Selected excerpt
Consider the figure and answer the following questions.
$(i)$ Cell $'A'$ has $E_{cell} = 2 \ V$ and cell $'B'$ has $E_{cell} = 1.1 \ V$. Which of the two cells,$'A'$ or $'B'$,will act as an electrolytic cell? Which electrode reactions will occur in this cell?
$(ii)$ If cell $'A'$ has $E_{cell} = 0.5 \ V$ and cell $'B'$ has $E_{cell} = 1.1 \ V$,then what will be the reaction at the anode and cathode?

(N/A) $(i)$ Cell $'B'$ will act as an electrolytic cell because it has a lower $emf$ $(1.1 \ V < 2 \ V)$.
$\therefore$ The electrode reactions in cell $'B'$ will be:
Reduction at cathode: $Zn^{2+} + 2e^{-} \rightarrow Zn$
Oxidation at anode: $Cu \rightarrow Cu^{2+} + 2e^{-}$
$(ii)$ Now,cell $'B'$ acts as a galvanic cell because it has a higher $emf$ $(1.1 \ V > 0.5 \ V)$ and will push electrons into cell $'A'$.
The electrode reactions will be:
At anode: $Zn \rightarrow Zn^{2+} + 2e^{-}$
At cathode: $Cu^{2+} + 2e^{-} \rightarrow Cu$

Supplied entries
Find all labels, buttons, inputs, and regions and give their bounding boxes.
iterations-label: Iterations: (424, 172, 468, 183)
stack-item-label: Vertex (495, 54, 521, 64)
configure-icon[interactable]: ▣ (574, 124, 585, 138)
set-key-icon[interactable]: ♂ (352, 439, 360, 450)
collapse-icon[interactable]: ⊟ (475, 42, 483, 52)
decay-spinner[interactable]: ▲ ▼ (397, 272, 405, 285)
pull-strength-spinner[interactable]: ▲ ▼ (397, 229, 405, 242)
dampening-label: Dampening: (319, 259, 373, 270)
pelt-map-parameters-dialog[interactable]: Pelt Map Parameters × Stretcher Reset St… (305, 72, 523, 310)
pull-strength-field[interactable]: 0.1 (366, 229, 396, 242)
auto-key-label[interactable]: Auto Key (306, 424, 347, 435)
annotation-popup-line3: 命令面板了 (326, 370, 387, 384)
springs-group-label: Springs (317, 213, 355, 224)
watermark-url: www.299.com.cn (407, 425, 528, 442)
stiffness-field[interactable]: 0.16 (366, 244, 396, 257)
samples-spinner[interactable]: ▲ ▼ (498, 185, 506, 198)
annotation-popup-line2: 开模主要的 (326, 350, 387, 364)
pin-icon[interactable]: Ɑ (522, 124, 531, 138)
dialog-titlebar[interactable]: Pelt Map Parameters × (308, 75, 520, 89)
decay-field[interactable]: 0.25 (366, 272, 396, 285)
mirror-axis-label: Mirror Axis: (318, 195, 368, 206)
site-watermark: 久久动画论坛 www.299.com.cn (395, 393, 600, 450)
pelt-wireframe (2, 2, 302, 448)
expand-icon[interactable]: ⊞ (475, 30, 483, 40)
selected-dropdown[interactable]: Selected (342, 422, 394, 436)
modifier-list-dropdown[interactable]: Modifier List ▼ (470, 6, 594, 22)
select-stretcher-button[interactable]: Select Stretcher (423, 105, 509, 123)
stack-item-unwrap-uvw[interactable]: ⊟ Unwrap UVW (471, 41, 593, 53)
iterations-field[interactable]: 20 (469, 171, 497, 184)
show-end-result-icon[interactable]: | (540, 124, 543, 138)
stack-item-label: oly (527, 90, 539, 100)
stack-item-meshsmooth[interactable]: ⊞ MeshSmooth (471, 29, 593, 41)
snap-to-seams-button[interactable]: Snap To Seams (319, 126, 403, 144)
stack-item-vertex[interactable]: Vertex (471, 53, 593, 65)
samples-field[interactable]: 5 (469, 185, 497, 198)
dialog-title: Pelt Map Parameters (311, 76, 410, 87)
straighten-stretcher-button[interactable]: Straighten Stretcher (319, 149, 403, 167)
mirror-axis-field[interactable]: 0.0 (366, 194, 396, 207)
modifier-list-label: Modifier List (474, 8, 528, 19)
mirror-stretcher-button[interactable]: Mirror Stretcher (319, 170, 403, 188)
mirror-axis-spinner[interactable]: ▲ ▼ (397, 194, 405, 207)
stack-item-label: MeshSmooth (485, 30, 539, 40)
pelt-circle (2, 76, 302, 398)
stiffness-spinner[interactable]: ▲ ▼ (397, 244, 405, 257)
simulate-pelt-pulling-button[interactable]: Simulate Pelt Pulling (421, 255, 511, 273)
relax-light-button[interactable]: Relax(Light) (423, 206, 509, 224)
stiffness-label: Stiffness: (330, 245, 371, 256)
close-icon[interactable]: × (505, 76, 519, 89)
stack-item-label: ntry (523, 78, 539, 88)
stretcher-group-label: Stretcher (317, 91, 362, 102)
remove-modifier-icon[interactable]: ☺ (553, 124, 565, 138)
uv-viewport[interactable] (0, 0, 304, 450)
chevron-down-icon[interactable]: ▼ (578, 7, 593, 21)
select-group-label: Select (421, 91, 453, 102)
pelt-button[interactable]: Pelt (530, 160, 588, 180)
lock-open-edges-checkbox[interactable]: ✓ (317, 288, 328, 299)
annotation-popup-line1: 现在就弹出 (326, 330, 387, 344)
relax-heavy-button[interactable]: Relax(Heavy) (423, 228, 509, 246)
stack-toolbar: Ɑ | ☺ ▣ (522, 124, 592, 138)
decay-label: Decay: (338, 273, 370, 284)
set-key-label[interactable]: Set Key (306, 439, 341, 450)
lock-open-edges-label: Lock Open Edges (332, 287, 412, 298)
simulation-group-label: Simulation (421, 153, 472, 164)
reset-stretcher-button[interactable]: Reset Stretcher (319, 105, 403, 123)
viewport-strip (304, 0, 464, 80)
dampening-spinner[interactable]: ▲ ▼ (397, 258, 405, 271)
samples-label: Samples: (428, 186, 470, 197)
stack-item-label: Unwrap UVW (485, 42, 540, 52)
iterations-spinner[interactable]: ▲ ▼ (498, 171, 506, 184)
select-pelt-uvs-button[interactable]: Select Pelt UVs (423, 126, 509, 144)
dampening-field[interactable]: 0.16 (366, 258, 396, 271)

Task item A
In the electrochemical cell problem, rewrite the paragraph that begins "$(ii)$ Now,cell $'B'$ acts as a galvanic cell" more briefly while keeping its main facts.
Task item B
From the electrochemical cell problem, extract the passage starting at "Consider the figure" and ending at "anode and cathode?", copying it word for word.

Written reply A
$(ii)$ With the higher $emf$ $(1.1 \ V > 0.5 \ V)$, cell $'B'$ now works as a galvanic cell and pushes electrons into cell $'A'$.

Written reply B
Consider the figure and answer the following questions.
$(i)$ Cell $'A'$ has $E_{cell} = 2 \ V$ and cell $'B'$ has $E_{cell} = 1.1 \ V$. Which of the two cells,$'A'$ or $'B'$,will act as an electrolytic cell? Which electrode reactions will occur in this cell?
$(ii)$ If cell $'A'$ has $E_{cell} = 0.5 \ V$ and cell $'B'$ has $E_{cell} = 1.1 \ V$,then what will be the reaction at the anode and cathode?